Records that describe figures

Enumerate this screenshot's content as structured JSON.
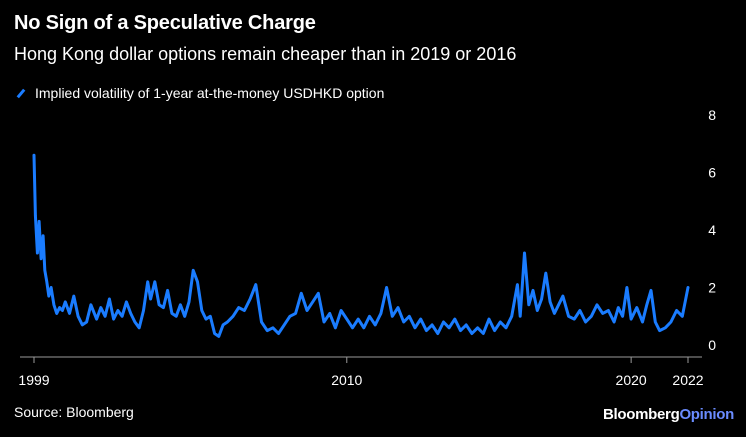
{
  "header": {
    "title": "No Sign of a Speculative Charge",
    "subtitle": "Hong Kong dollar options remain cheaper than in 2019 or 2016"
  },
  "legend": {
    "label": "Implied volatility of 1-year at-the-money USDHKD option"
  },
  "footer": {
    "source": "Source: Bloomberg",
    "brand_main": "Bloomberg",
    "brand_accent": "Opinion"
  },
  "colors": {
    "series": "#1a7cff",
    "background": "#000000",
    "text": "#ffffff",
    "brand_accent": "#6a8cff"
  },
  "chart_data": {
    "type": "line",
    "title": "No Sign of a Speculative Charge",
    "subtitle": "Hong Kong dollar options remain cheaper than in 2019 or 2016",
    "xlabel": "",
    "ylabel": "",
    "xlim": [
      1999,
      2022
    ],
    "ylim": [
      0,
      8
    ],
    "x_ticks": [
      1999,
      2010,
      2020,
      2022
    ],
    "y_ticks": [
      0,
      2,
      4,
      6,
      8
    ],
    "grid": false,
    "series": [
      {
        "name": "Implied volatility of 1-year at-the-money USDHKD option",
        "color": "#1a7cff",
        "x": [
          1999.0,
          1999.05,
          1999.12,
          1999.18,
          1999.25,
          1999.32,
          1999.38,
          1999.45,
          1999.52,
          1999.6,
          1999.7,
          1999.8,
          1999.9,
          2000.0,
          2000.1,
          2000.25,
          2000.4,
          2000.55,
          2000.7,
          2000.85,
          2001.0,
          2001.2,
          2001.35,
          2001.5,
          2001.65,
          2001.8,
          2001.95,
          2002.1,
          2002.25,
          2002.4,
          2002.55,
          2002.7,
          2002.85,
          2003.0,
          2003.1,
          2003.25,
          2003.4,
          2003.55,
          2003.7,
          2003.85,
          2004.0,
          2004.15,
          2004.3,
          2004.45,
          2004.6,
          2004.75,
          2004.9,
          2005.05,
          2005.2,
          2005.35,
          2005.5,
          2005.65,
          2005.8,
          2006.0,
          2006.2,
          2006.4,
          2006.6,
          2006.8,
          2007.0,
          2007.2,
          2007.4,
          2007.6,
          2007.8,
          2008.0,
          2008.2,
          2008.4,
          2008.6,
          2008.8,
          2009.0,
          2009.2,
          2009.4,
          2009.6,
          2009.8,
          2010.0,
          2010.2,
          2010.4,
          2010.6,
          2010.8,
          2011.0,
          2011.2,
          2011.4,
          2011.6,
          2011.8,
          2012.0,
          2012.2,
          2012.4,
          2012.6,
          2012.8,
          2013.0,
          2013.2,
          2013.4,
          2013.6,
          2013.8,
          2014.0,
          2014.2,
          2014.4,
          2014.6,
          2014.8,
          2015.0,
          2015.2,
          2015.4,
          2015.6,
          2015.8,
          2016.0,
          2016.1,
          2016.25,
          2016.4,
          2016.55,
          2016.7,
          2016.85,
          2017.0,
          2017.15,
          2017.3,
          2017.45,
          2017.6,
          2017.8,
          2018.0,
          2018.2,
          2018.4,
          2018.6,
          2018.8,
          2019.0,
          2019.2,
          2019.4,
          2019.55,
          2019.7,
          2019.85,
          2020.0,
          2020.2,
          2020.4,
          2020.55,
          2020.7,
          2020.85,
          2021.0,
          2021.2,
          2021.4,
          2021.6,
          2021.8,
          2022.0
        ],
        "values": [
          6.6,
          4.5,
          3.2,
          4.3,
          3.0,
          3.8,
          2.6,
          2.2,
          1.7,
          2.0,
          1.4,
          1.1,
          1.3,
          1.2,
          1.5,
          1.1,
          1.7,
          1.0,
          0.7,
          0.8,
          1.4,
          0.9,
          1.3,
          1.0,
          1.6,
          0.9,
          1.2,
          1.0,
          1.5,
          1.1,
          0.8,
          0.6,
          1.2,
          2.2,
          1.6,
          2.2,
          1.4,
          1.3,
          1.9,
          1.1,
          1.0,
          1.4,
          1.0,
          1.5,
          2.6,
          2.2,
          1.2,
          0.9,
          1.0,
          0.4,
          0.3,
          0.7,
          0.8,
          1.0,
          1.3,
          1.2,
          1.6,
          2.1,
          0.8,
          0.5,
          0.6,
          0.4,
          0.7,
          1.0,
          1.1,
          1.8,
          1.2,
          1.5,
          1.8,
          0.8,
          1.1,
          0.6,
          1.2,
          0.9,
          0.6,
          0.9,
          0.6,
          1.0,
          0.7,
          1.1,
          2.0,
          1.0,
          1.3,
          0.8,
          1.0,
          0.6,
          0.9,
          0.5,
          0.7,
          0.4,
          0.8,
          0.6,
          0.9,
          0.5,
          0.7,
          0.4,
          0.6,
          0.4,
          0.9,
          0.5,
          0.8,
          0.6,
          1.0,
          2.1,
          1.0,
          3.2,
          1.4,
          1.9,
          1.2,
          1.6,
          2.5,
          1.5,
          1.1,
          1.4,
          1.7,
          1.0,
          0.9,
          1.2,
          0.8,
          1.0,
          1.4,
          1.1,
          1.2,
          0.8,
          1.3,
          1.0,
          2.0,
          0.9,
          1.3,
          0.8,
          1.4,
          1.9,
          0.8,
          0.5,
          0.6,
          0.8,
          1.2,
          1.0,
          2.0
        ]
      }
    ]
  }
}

---

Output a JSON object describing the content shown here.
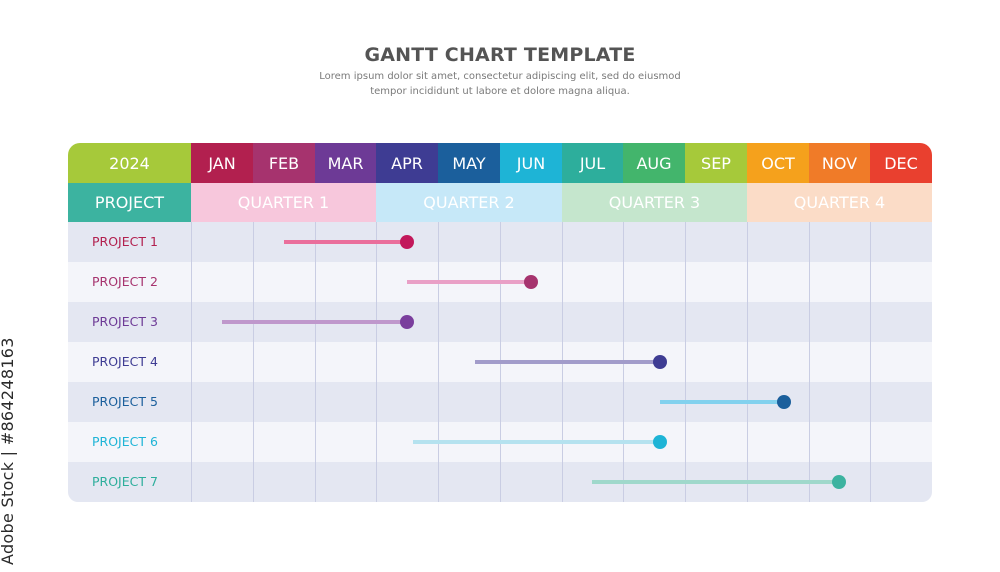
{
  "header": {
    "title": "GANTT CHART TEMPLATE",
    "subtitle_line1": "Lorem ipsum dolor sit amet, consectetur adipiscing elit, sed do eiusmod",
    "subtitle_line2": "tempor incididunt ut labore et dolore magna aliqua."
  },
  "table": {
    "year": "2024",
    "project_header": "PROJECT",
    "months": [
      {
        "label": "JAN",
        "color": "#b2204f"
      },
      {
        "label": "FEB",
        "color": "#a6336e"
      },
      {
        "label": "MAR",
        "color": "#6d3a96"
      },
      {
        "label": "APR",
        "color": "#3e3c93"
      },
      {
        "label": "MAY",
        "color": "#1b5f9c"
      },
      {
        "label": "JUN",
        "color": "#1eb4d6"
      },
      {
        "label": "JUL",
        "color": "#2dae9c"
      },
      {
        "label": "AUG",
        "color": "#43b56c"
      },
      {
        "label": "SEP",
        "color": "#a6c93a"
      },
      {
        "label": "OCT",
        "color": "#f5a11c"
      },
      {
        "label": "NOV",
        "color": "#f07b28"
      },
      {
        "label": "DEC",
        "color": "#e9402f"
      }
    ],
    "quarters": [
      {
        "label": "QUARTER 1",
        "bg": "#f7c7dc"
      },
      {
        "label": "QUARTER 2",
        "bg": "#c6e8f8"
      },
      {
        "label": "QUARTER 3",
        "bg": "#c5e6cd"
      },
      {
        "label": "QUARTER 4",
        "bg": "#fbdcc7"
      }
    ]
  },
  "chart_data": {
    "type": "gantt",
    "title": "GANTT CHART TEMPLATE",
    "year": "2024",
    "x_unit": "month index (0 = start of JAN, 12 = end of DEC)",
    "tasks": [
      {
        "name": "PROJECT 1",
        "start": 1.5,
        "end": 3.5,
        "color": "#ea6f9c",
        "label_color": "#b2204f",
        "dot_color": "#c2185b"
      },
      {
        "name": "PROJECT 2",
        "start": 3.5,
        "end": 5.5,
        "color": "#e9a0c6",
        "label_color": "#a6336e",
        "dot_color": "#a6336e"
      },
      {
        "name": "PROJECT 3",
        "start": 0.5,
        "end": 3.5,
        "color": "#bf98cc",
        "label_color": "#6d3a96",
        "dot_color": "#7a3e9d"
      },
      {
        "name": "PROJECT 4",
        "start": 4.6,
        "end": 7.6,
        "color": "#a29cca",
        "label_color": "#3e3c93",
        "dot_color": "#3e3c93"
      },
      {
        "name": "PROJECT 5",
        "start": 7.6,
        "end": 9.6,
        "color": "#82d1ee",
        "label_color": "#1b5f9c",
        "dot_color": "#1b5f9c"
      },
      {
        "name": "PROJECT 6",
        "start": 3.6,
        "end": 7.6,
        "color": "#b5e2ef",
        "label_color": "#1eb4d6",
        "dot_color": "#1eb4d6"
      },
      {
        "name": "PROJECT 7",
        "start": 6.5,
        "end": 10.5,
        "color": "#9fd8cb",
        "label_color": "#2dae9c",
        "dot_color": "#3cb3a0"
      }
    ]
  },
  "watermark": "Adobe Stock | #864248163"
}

## WHAT TO DO
Find the number of lines in which the word "name" occurs, and write nothing but that number.

## FULL ANSWER
8